>> START Input data

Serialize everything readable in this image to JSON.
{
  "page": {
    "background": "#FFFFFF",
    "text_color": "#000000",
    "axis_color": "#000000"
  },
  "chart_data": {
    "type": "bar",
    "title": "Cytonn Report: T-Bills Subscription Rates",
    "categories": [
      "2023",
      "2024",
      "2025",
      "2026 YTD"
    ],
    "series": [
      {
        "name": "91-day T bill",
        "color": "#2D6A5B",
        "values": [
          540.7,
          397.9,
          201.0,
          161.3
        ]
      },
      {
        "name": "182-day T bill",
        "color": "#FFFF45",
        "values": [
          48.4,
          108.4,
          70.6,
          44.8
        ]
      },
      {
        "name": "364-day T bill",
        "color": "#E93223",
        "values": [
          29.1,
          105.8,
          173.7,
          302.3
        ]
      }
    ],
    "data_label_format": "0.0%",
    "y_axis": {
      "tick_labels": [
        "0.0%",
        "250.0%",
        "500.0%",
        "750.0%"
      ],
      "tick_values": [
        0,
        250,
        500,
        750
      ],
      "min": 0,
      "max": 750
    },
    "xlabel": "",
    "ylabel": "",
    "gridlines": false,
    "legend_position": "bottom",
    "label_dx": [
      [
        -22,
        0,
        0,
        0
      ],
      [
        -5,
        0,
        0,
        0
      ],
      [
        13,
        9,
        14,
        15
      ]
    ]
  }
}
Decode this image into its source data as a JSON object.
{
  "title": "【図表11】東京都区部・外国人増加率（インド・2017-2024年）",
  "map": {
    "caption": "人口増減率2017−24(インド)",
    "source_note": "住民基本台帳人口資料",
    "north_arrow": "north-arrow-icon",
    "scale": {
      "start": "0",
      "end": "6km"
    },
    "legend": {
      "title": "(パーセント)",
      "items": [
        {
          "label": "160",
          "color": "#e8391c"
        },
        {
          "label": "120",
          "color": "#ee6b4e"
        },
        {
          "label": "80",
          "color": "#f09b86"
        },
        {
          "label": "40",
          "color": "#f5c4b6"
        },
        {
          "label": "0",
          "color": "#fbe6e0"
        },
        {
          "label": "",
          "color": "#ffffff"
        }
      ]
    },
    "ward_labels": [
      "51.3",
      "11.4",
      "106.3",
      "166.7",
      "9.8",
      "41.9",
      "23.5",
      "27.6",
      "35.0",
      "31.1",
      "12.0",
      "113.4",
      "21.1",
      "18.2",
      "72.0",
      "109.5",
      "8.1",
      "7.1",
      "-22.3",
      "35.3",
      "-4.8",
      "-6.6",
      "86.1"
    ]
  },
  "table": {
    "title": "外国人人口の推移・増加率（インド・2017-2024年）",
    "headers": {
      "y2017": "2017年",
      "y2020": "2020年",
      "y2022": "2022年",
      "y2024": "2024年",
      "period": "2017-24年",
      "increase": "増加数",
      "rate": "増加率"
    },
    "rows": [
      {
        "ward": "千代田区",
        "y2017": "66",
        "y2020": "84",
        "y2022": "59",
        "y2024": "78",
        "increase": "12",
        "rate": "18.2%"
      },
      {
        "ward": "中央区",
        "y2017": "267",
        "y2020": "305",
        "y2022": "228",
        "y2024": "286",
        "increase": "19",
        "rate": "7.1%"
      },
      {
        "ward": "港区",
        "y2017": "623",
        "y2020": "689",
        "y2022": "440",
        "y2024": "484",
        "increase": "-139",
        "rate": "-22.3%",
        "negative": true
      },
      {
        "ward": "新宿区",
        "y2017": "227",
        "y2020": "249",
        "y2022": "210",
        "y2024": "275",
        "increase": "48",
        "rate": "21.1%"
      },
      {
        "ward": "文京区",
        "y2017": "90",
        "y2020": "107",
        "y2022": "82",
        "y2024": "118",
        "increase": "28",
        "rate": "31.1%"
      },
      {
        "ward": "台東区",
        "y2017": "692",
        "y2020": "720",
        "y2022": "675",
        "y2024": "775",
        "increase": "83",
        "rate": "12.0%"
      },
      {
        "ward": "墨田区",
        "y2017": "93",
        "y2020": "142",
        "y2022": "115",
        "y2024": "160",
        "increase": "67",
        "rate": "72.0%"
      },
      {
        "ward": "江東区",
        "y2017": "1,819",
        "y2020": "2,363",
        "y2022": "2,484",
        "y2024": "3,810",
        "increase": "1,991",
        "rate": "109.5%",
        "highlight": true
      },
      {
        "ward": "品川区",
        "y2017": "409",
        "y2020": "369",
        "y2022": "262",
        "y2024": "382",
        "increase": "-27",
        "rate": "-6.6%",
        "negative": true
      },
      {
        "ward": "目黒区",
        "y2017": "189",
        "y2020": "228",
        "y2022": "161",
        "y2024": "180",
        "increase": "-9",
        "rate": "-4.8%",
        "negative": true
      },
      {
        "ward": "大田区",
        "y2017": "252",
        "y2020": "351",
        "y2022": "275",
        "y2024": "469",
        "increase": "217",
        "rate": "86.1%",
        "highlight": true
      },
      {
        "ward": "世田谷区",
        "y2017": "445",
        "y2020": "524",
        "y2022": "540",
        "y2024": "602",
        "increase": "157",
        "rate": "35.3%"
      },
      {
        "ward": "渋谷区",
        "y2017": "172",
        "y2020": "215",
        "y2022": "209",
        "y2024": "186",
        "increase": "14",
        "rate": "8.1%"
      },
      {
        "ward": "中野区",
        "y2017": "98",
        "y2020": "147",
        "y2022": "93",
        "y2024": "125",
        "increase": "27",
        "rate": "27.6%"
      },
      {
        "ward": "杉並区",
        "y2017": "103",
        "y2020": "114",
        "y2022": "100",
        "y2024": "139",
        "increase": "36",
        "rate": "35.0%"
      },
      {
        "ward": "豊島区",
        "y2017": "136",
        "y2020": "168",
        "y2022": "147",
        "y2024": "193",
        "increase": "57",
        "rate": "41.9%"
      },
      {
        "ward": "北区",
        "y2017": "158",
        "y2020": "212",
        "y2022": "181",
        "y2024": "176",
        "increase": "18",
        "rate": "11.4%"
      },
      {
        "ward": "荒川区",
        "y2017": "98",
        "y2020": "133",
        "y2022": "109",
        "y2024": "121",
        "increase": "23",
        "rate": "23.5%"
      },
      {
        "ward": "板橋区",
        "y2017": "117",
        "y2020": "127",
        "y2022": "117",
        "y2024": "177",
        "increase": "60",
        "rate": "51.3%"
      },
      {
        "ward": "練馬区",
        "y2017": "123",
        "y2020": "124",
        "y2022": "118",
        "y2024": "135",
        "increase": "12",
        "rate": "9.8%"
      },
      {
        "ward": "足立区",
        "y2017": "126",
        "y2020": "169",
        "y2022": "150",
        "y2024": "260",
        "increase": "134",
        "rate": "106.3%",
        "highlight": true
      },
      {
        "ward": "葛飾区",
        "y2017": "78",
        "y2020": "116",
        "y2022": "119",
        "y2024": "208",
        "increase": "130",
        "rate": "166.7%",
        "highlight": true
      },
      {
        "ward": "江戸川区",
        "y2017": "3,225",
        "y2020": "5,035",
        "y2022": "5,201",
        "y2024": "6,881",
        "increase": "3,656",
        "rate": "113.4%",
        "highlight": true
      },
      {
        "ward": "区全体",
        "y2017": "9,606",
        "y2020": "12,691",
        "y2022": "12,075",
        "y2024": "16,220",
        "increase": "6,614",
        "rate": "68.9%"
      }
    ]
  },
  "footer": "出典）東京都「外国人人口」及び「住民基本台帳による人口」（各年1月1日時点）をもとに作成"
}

>> END Input data

** Given task **
Take the material above and return all of it exactly.

** Exercise response **
Serialize everything readable in this image to JSON.
{
  "page": {
    "background": "#FFFFFF",
    "text_color": "#000000",
    "axis_color": "#000000"
  },
  "chart_data": {
    "type": "bar",
    "title": "Cytonn Report: T-Bills Subscription Rates",
    "categories": [
      "2023",
      "2024",
      "2025",
      "2026 YTD"
    ],
    "series": [
      {
        "name": "91-day T bill",
        "color": "#2D6A5B",
        "values": [
          540.7,
          397.9,
          201.0,
          161.3
        ]
      },
      {
        "name": "182-day T bill",
        "color": "#FFFF45",
        "values": [
          48.4,
          108.4,
          70.6,
          44.8
        ]
      },
      {
        "name": "364-day T bill",
        "color": "#E93223",
        "values": [
          29.1,
          105.8,
          173.7,
          302.3
        ]
      }
    ],
    "data_label_format": "0.0%",
    "y_axis": {
      "tick_labels": [
        "0.0%",
        "250.0%",
        "500.0%",
        "750.0%"
      ],
      "tick_values": [
        0,
        250,
        500,
        750
      ],
      "min": 0,
      "max": 750
    },
    "xlabel": "",
    "ylabel": "",
    "gridlines": false,
    "legend_position": "bottom",
    "label_dx": [
      [
        -22,
        0,
        0,
        0
      ],
      [
        -5,
        0,
        0,
        0
      ],
      [
        13,
        9,
        14,
        15
      ]
    ]
  }
}
Decode this image into its source data as a JSON object.
{
  "title": "【図表11】東京都区部・外国人増加率（インド・2017-2024年）",
  "map": {
    "caption": "人口増減率2017−24(インド)",
    "source_note": "住民基本台帳人口資料",
    "north_arrow": "north-arrow-icon",
    "scale": {
      "start": "0",
      "end": "6km"
    },
    "legend": {
      "title": "(パーセント)",
      "items": [
        {
          "label": "160",
          "color": "#e8391c"
        },
        {
          "label": "120",
          "color": "#ee6b4e"
        },
        {
          "label": "80",
          "color": "#f09b86"
        },
        {
          "label": "40",
          "color": "#f5c4b6"
        },
        {
          "label": "0",
          "color": "#fbe6e0"
        },
        {
          "label": "",
          "color": "#ffffff"
        }
      ]
    },
    "ward_labels": [
      "51.3",
      "11.4",
      "106.3",
      "166.7",
      "9.8",
      "41.9",
      "23.5",
      "27.6",
      "35.0",
      "31.1",
      "12.0",
      "113.4",
      "21.1",
      "18.2",
      "72.0",
      "109.5",
      "8.1",
      "7.1",
      "-22.3",
      "35.3",
      "-4.8",
      "-6.6",
      "86.1"
    ]
  },
  "table": {
    "title": "外国人人口の推移・増加率（インド・2017-2024年）",
    "headers": {
      "y2017": "2017年",
      "y2020": "2020年",
      "y2022": "2022年",
      "y2024": "2024年",
      "period": "2017-24年",
      "increase": "増加数",
      "rate": "増加率"
    },
    "rows": [
      {
        "ward": "千代田区",
        "y2017": "66",
        "y2020": "84",
        "y2022": "59",
        "y2024": "78",
        "increase": "12",
        "rate": "18.2%"
      },
      {
        "ward": "中央区",
        "y2017": "267",
        "y2020": "305",
        "y2022": "228",
        "y2024": "286",
        "increase": "19",
        "rate": "7.1%"
      },
      {
        "ward": "港区",
        "y2017": "623",
        "y2020": "689",
        "y2022": "440",
        "y2024": "484",
        "increase": "-139",
        "rate": "-22.3%",
        "negative": true
      },
      {
        "ward": "新宿区",
        "y2017": "227",
        "y2020": "249",
        "y2022": "210",
        "y2024": "275",
        "increase": "48",
        "rate": "21.1%"
      },
      {
        "ward": "文京区",
        "y2017": "90",
        "y2020": "107",
        "y2022": "82",
        "y2024": "118",
        "increase": "28",
        "rate": "31.1%"
      },
      {
        "ward": "台東区",
        "y2017": "692",
        "y2020": "720",
        "y2022": "675",
        "y2024": "775",
        "increase": "83",
        "rate": "12.0%"
      },
      {
        "ward": "墨田区",
        "y2017": "93",
        "y2020": "142",
        "y2022": "115",
        "y2024": "160",
        "increase": "67",
        "rate": "72.0%"
      },
      {
        "ward": "江東区",
        "y2017": "1,819",
        "y2020": "2,363",
        "y2022": "2,484",
        "y2024": "3,810",
        "increase": "1,991",
        "rate": "109.5%",
        "highlight": true
      },
      {
        "ward": "品川区",
        "y2017": "409",
        "y2020": "369",
        "y2022": "262",
        "y2024": "382",
        "increase": "-27",
        "rate": "-6.6%",
        "negative": true
      },
      {
        "ward": "目黒区",
        "y2017": "189",
        "y2020": "228",
        "y2022": "161",
        "y2024": "180",
        "increase": "-9",
        "rate": "-4.8%",
        "negative": true
      },
      {
        "ward": "大田区",
        "y2017": "252",
        "y2020": "351",
        "y2022": "275",
        "y2024": "469",
        "increase": "217",
        "rate": "86.1%",
        "highlight": true
      },
      {
        "ward": "世田谷区",
        "y2017": "445",
        "y2020": "524",
        "y2022": "540",
        "y2024": "602",
        "increase": "157",
        "rate": "35.3%"
      },
      {
        "ward": "渋谷区",
        "y2017": "172",
        "y2020": "215",
        "y2022": "209",
        "y2024": "186",
        "increase": "14",
        "rate": "8.1%"
      },
      {
        "ward": "中野区",
        "y2017": "98",
        "y2020": "147",
        "y2022": "93",
        "y2024": "125",
        "increase": "27",
        "rate": "27.6%"
      },
      {
        "ward": "杉並区",
        "y2017": "103",
        "y2020": "114",
        "y2022": "100",
        "y2024": "139",
        "increase": "36",
        "rate": "35.0%"
      },
      {
        "ward": "豊島区",
        "y2017": "136",
        "y2020": "168",
        "y2022": "147",
        "y2024": "193",
        "increase": "57",
        "rate": "41.9%"
      },
      {
        "ward": "北区",
        "y2017": "158",
        "y2020": "212",
        "y2022": "181",
        "y2024": "176",
        "increase": "18",
        "rate": "11.4%"
      },
      {
        "ward": "荒川区",
        "y2017": "98",
        "y2020": "133",
        "y2022": "109",
        "y2024": "121",
        "increase": "23",
        "rate": "23.5%"
      },
      {
        "ward": "板橋区",
        "y2017": "117",
        "y2020": "127",
        "y2022": "117",
        "y2024": "177",
        "increase": "60",
        "rate": "51.3%"
      },
      {
        "ward": "練馬区",
        "y2017": "123",
        "y2020": "124",
        "y2022": "118",
        "y2024": "135",
        "increase": "12",
        "rate": "9.8%"
      },
      {
        "ward": "足立区",
        "y2017": "126",
        "y2020": "169",
        "y2022": "150",
        "y2024": "260",
        "increase": "134",
        "rate": "106.3%",
        "highlight": true
      },
      {
        "ward": "葛飾区",
        "y2017": "78",
        "y2020": "116",
        "y2022": "119",
        "y2024": "208",
        "increase": "130",
        "rate": "166.7%",
        "highlight": true
      },
      {
        "ward": "江戸川区",
        "y2017": "3,225",
        "y2020": "5,035",
        "y2022": "5,201",
        "y2024": "6,881",
        "increase": "3,656",
        "rate": "113.4%",
        "highlight": true
      },
      {
        "ward": "区全体",
        "y2017": "9,606",
        "y2020": "12,691",
        "y2022": "12,075",
        "y2024": "16,220",
        "increase": "6,614",
        "rate": "68.9%"
      }
    ]
  },
  "footer": "出典）東京都「外国人人口」及び「住民基本台帳による人口」（各年1月1日時点）をもとに作成"
}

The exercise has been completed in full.